WHAT IS EXPECTED
Do not copy the pictures; transcribe all other material exactly.

* start DATA ROWS *

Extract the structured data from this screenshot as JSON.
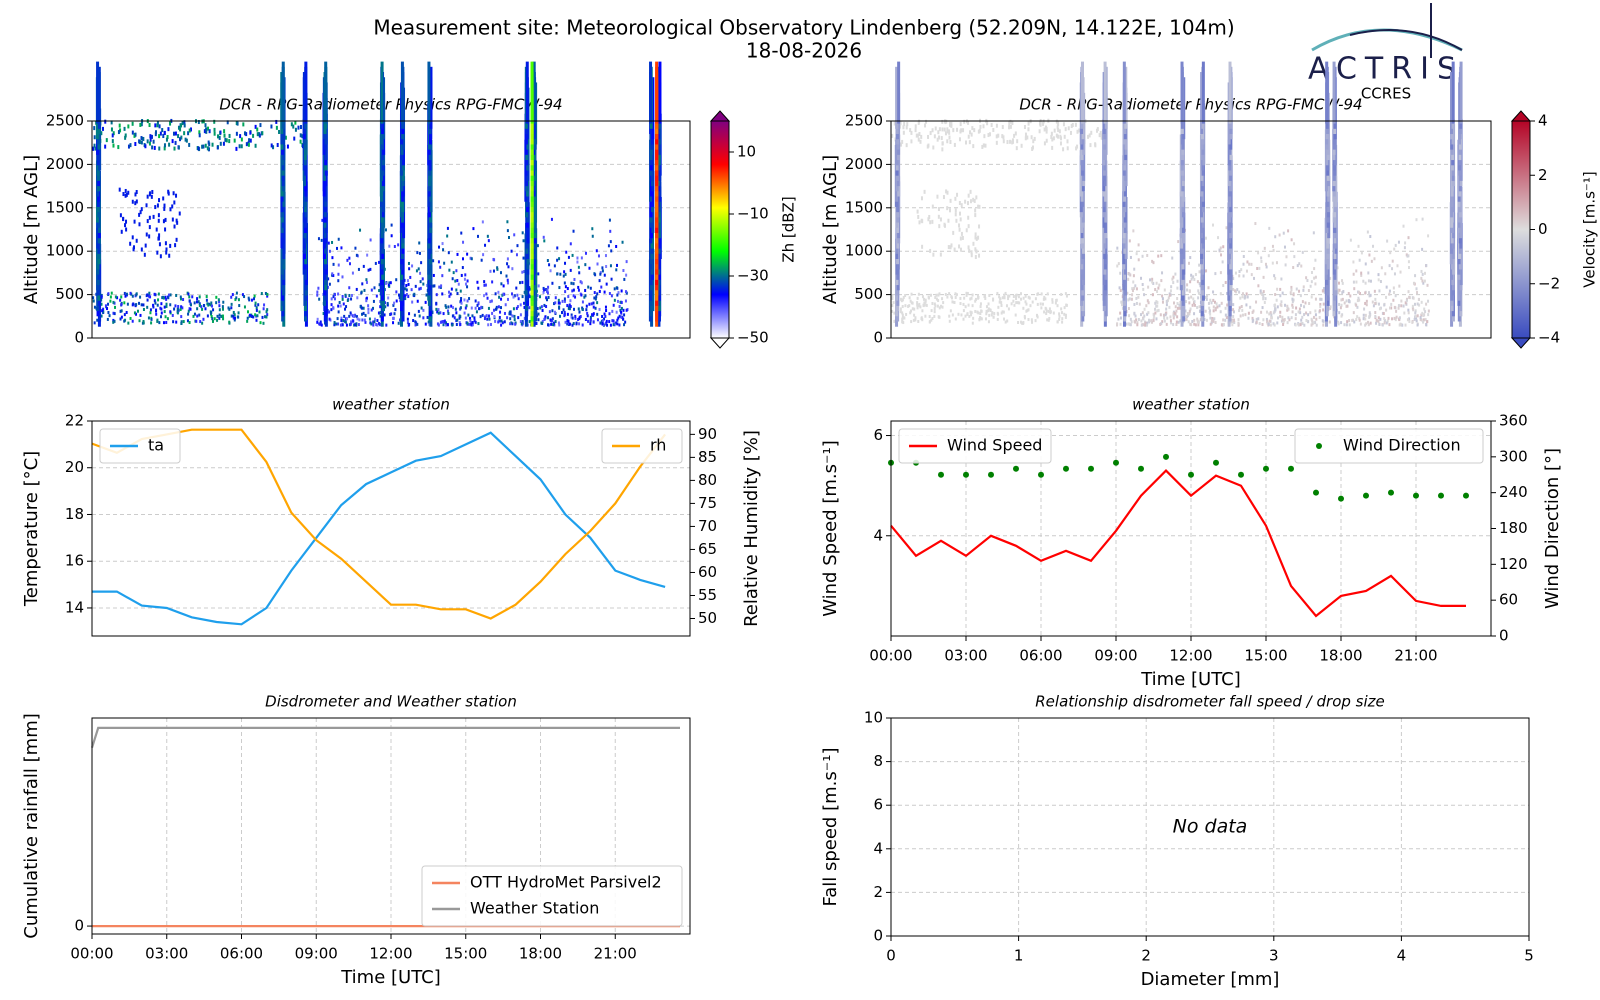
{
  "header": {
    "title": "Measurement site: Meteorological Observatory Lindenberg (52.209N, 14.122E, 104m)",
    "date": "18-08-2026",
    "logo": "ACTRIS",
    "logo_sub": "CCRES"
  },
  "chart_data": [
    {
      "type": "heatmap",
      "title": "DCR - RPG-Radiometer Physics RPG-FMCW-94",
      "y_label": "Altitude [m AGL]",
      "xlim": [
        0,
        24
      ],
      "ylim": [
        0,
        2500
      ],
      "yticks": [
        0,
        500,
        1000,
        1500,
        2000,
        2500
      ],
      "grid": true,
      "colorbar": {
        "label": "Zh [dBZ]",
        "lim": [
          -50,
          20
        ],
        "ticks": [
          {
            "value": -50,
            "label": "−50"
          },
          {
            "value": -30,
            "label": "−30"
          },
          {
            "value": -10,
            "label": "−10"
          },
          10
        ],
        "colors": [
          "#ffffff",
          "#0000ff",
          "#00ff00",
          "#ffff00",
          "#ff0000",
          "#800080"
        ]
      }
    },
    {
      "type": "heatmap",
      "title": "DCR - RPG-Radiometer Physics RPG-FMCW-94",
      "y_label": "Altitude [m AGL]",
      "xlim": [
        0,
        24
      ],
      "ylim": [
        0,
        2500
      ],
      "yticks": [
        0,
        500,
        1000,
        1500,
        2000,
        2500
      ],
      "grid": true,
      "colorbar": {
        "label": "Velocity [m.s⁻¹]",
        "lim": [
          -4,
          4
        ],
        "ticks": [
          {
            "value": -4,
            "label": "−4"
          },
          {
            "value": -2,
            "label": "−2"
          },
          0,
          2,
          4
        ],
        "colors": [
          "#3a4cc0",
          "#dddddd",
          "#b40426"
        ]
      }
    },
    {
      "type": "line",
      "title": "weather station",
      "y_label": "Temperature [°C]",
      "y2_label": "Relative Humidity [%]",
      "xlim": [
        0,
        24
      ],
      "ylim": [
        12.8,
        22
      ],
      "yticks": [
        14,
        16,
        18,
        20,
        22
      ],
      "y2lim": [
        46.2,
        92.9
      ],
      "y2ticks": [
        50,
        55,
        60,
        65,
        70,
        75,
        80,
        85,
        90
      ],
      "grid": true,
      "x": [
        0,
        1,
        2,
        3,
        4,
        5,
        6,
        7,
        8,
        9,
        10,
        11,
        12,
        13,
        14,
        15,
        16,
        17,
        18,
        19,
        20,
        21,
        22,
        23
      ],
      "series": [
        {
          "name": "ta",
          "color": "#1f9fec",
          "legend": "upper left",
          "values": [
            14.7,
            14.7,
            14.1,
            14.0,
            13.6,
            13.4,
            13.3,
            14.0,
            15.6,
            17.0,
            18.4,
            19.3,
            19.8,
            20.3,
            20.5,
            21.0,
            21.5,
            20.5,
            19.5,
            18.0,
            17.0,
            15.6,
            15.2,
            14.9
          ]
        },
        {
          "name": "rh",
          "color": "#ffa500",
          "axis": "y2",
          "legend": "upper right",
          "values": [
            88,
            86,
            89,
            90,
            91,
            91,
            91,
            84,
            73,
            67,
            63,
            58,
            53,
            53,
            52,
            52,
            50,
            53,
            58,
            64,
            69,
            75,
            83,
            90
          ]
        }
      ]
    },
    {
      "type": "line",
      "title": "weather station",
      "x_label": "Time [UTC]",
      "y_label": "Wind Speed [m.s⁻¹]",
      "y2_label": "Wind Direction [°]",
      "xlim": [
        0,
        24
      ],
      "ylim": [
        2.0,
        6.29
      ],
      "yticks": [
        4,
        6
      ],
      "y2lim": [
        0,
        360
      ],
      "y2ticks": [
        0,
        60,
        120,
        180,
        240,
        300,
        360
      ],
      "grid": true,
      "xticks": [
        {
          "value": 0,
          "label": "00:00"
        },
        {
          "value": 3,
          "label": "03:00"
        },
        {
          "value": 6,
          "label": "06:00"
        },
        {
          "value": 9,
          "label": "09:00"
        },
        {
          "value": 12,
          "label": "12:00"
        },
        {
          "value": 15,
          "label": "15:00"
        },
        {
          "value": 18,
          "label": "18:00"
        },
        {
          "value": 21,
          "label": "21:00"
        }
      ],
      "x": [
        0,
        1,
        2,
        3,
        4,
        5,
        6,
        7,
        8,
        9,
        10,
        11,
        12,
        13,
        14,
        15,
        16,
        17,
        18,
        19,
        20,
        21,
        22,
        23
      ],
      "series": [
        {
          "name": "Wind Speed",
          "color": "#ff0000",
          "legend": "upper left",
          "values": [
            4.2,
            3.6,
            3.9,
            3.6,
            4.0,
            3.8,
            3.5,
            3.7,
            3.5,
            4.1,
            4.8,
            5.3,
            4.8,
            5.2,
            5.0,
            4.2,
            3.0,
            2.4,
            2.8,
            2.9,
            3.2,
            2.7,
            2.6,
            2.6
          ]
        },
        {
          "name": "Wind Direction",
          "color": "#008000",
          "axis": "y2",
          "mode": "markers",
          "legend": "upper right",
          "values": [
            290,
            290,
            270,
            270,
            270,
            280,
            270,
            280,
            280,
            290,
            280,
            300,
            270,
            290,
            270,
            280,
            280,
            240,
            230,
            235,
            240,
            235,
            235,
            235
          ]
        }
      ]
    },
    {
      "type": "line",
      "title": "Disdrometer and Weather station",
      "x_label": "Time [UTC]",
      "y_label": "Cumulative rainfall [mm]",
      "xlim": [
        0,
        24
      ],
      "ylim": [
        -0.04,
        1.05
      ],
      "yticks": [
        0
      ],
      "grid": true,
      "xticks": [
        {
          "value": 0,
          "label": "00:00"
        },
        {
          "value": 3,
          "label": "03:00"
        },
        {
          "value": 6,
          "label": "06:00"
        },
        {
          "value": 9,
          "label": "09:00"
        },
        {
          "value": 12,
          "label": "12:00"
        },
        {
          "value": 15,
          "label": "15:00"
        },
        {
          "value": 18,
          "label": "18:00"
        },
        {
          "value": 21,
          "label": "21:00"
        }
      ],
      "x": [
        0,
        0.25,
        23.6
      ],
      "series": [
        {
          "name": "OTT HydroMet Parsivel2",
          "color": "#f4845f",
          "legend": "lower right",
          "values": [
            0,
            0,
            0
          ]
        },
        {
          "name": "Weather Station",
          "color": "#999999",
          "legend": "lower right",
          "values": [
            0.9,
            1.0,
            1.0
          ]
        }
      ]
    },
    {
      "type": "scatter",
      "title": "Relationship disdrometer fall speed / drop size",
      "x_label": "Diameter [mm]",
      "y_label": "Fall speed [m.s⁻¹]",
      "xlim": [
        0,
        5
      ],
      "xticks": [
        0,
        1,
        2,
        3,
        4,
        5
      ],
      "ylim": [
        0,
        10
      ],
      "yticks": [
        0,
        2,
        4,
        6,
        8,
        10
      ],
      "grid": true,
      "annotation": "No data"
    }
  ]
}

* end DATA ROWS *

COMPLETED TASK
Extract the structured data from this screenshot as JSON.
{
  "header": {
    "title": "Measurement site: Meteorological Observatory Lindenberg (52.209N, 14.122E, 104m)",
    "date": "18-08-2026",
    "logo": "ACTRIS",
    "logo_sub": "CCRES"
  },
  "chart_data": [
    {
      "type": "heatmap",
      "title": "DCR - RPG-Radiometer Physics RPG-FMCW-94",
      "y_label": "Altitude [m AGL]",
      "xlim": [
        0,
        24
      ],
      "ylim": [
        0,
        2500
      ],
      "yticks": [
        0,
        500,
        1000,
        1500,
        2000,
        2500
      ],
      "grid": true,
      "colorbar": {
        "label": "Zh [dBZ]",
        "lim": [
          -50,
          20
        ],
        "ticks": [
          {
            "value": -50,
            "label": "−50"
          },
          {
            "value": -30,
            "label": "−30"
          },
          {
            "value": -10,
            "label": "−10"
          },
          10
        ],
        "colors": [
          "#ffffff",
          "#0000ff",
          "#00ff00",
          "#ffff00",
          "#ff0000",
          "#800080"
        ]
      }
    },
    {
      "type": "heatmap",
      "title": "DCR - RPG-Radiometer Physics RPG-FMCW-94",
      "y_label": "Altitude [m AGL]",
      "xlim": [
        0,
        24
      ],
      "ylim": [
        0,
        2500
      ],
      "yticks": [
        0,
        500,
        1000,
        1500,
        2000,
        2500
      ],
      "grid": true,
      "colorbar": {
        "label": "Velocity [m.s⁻¹]",
        "lim": [
          -4,
          4
        ],
        "ticks": [
          {
            "value": -4,
            "label": "−4"
          },
          {
            "value": -2,
            "label": "−2"
          },
          0,
          2,
          4
        ],
        "colors": [
          "#3a4cc0",
          "#dddddd",
          "#b40426"
        ]
      }
    },
    {
      "type": "line",
      "title": "weather station",
      "y_label": "Temperature [°C]",
      "y2_label": "Relative Humidity [%]",
      "xlim": [
        0,
        24
      ],
      "ylim": [
        12.8,
        22
      ],
      "yticks": [
        14,
        16,
        18,
        20,
        22
      ],
      "y2lim": [
        46.2,
        92.9
      ],
      "y2ticks": [
        50,
        55,
        60,
        65,
        70,
        75,
        80,
        85,
        90
      ],
      "grid": true,
      "x": [
        0,
        1,
        2,
        3,
        4,
        5,
        6,
        7,
        8,
        9,
        10,
        11,
        12,
        13,
        14,
        15,
        16,
        17,
        18,
        19,
        20,
        21,
        22,
        23
      ],
      "series": [
        {
          "name": "ta",
          "color": "#1f9fec",
          "legend": "upper left",
          "values": [
            14.7,
            14.7,
            14.1,
            14.0,
            13.6,
            13.4,
            13.3,
            14.0,
            15.6,
            17.0,
            18.4,
            19.3,
            19.8,
            20.3,
            20.5,
            21.0,
            21.5,
            20.5,
            19.5,
            18.0,
            17.0,
            15.6,
            15.2,
            14.9
          ]
        },
        {
          "name": "rh",
          "color": "#ffa500",
          "axis": "y2",
          "legend": "upper right",
          "values": [
            88,
            86,
            89,
            90,
            91,
            91,
            91,
            84,
            73,
            67,
            63,
            58,
            53,
            53,
            52,
            52,
            50,
            53,
            58,
            64,
            69,
            75,
            83,
            90
          ]
        }
      ]
    },
    {
      "type": "line",
      "title": "weather station",
      "x_label": "Time [UTC]",
      "y_label": "Wind Speed [m.s⁻¹]",
      "y2_label": "Wind Direction [°]",
      "xlim": [
        0,
        24
      ],
      "ylim": [
        2.0,
        6.29
      ],
      "yticks": [
        4,
        6
      ],
      "y2lim": [
        0,
        360
      ],
      "y2ticks": [
        0,
        60,
        120,
        180,
        240,
        300,
        360
      ],
      "grid": true,
      "xticks": [
        {
          "value": 0,
          "label": "00:00"
        },
        {
          "value": 3,
          "label": "03:00"
        },
        {
          "value": 6,
          "label": "06:00"
        },
        {
          "value": 9,
          "label": "09:00"
        },
        {
          "value": 12,
          "label": "12:00"
        },
        {
          "value": 15,
          "label": "15:00"
        },
        {
          "value": 18,
          "label": "18:00"
        },
        {
          "value": 21,
          "label": "21:00"
        }
      ],
      "x": [
        0,
        1,
        2,
        3,
        4,
        5,
        6,
        7,
        8,
        9,
        10,
        11,
        12,
        13,
        14,
        15,
        16,
        17,
        18,
        19,
        20,
        21,
        22,
        23
      ],
      "series": [
        {
          "name": "Wind Speed",
          "color": "#ff0000",
          "legend": "upper left",
          "values": [
            4.2,
            3.6,
            3.9,
            3.6,
            4.0,
            3.8,
            3.5,
            3.7,
            3.5,
            4.1,
            4.8,
            5.3,
            4.8,
            5.2,
            5.0,
            4.2,
            3.0,
            2.4,
            2.8,
            2.9,
            3.2,
            2.7,
            2.6,
            2.6
          ]
        },
        {
          "name": "Wind Direction",
          "color": "#008000",
          "axis": "y2",
          "mode": "markers",
          "legend": "upper right",
          "values": [
            290,
            290,
            270,
            270,
            270,
            280,
            270,
            280,
            280,
            290,
            280,
            300,
            270,
            290,
            270,
            280,
            280,
            240,
            230,
            235,
            240,
            235,
            235,
            235
          ]
        }
      ]
    },
    {
      "type": "line",
      "title": "Disdrometer and Weather station",
      "x_label": "Time [UTC]",
      "y_label": "Cumulative rainfall [mm]",
      "xlim": [
        0,
        24
      ],
      "ylim": [
        -0.04,
        1.05
      ],
      "yticks": [
        0
      ],
      "grid": true,
      "xticks": [
        {
          "value": 0,
          "label": "00:00"
        },
        {
          "value": 3,
          "label": "03:00"
        },
        {
          "value": 6,
          "label": "06:00"
        },
        {
          "value": 9,
          "label": "09:00"
        },
        {
          "value": 12,
          "label": "12:00"
        },
        {
          "value": 15,
          "label": "15:00"
        },
        {
          "value": 18,
          "label": "18:00"
        },
        {
          "value": 21,
          "label": "21:00"
        }
      ],
      "x": [
        0,
        0.25,
        23.6
      ],
      "series": [
        {
          "name": "OTT HydroMet Parsivel2",
          "color": "#f4845f",
          "legend": "lower right",
          "values": [
            0,
            0,
            0
          ]
        },
        {
          "name": "Weather Station",
          "color": "#999999",
          "legend": "lower right",
          "values": [
            0.9,
            1.0,
            1.0
          ]
        }
      ]
    },
    {
      "type": "scatter",
      "title": "Relationship disdrometer fall speed / drop size",
      "x_label": "Diameter [mm]",
      "y_label": "Fall speed [m.s⁻¹]",
      "xlim": [
        0,
        5
      ],
      "xticks": [
        0,
        1,
        2,
        3,
        4,
        5
      ],
      "ylim": [
        0,
        10
      ],
      "yticks": [
        0,
        2,
        4,
        6,
        8,
        10
      ],
      "grid": true,
      "annotation": "No data"
    }
  ]
}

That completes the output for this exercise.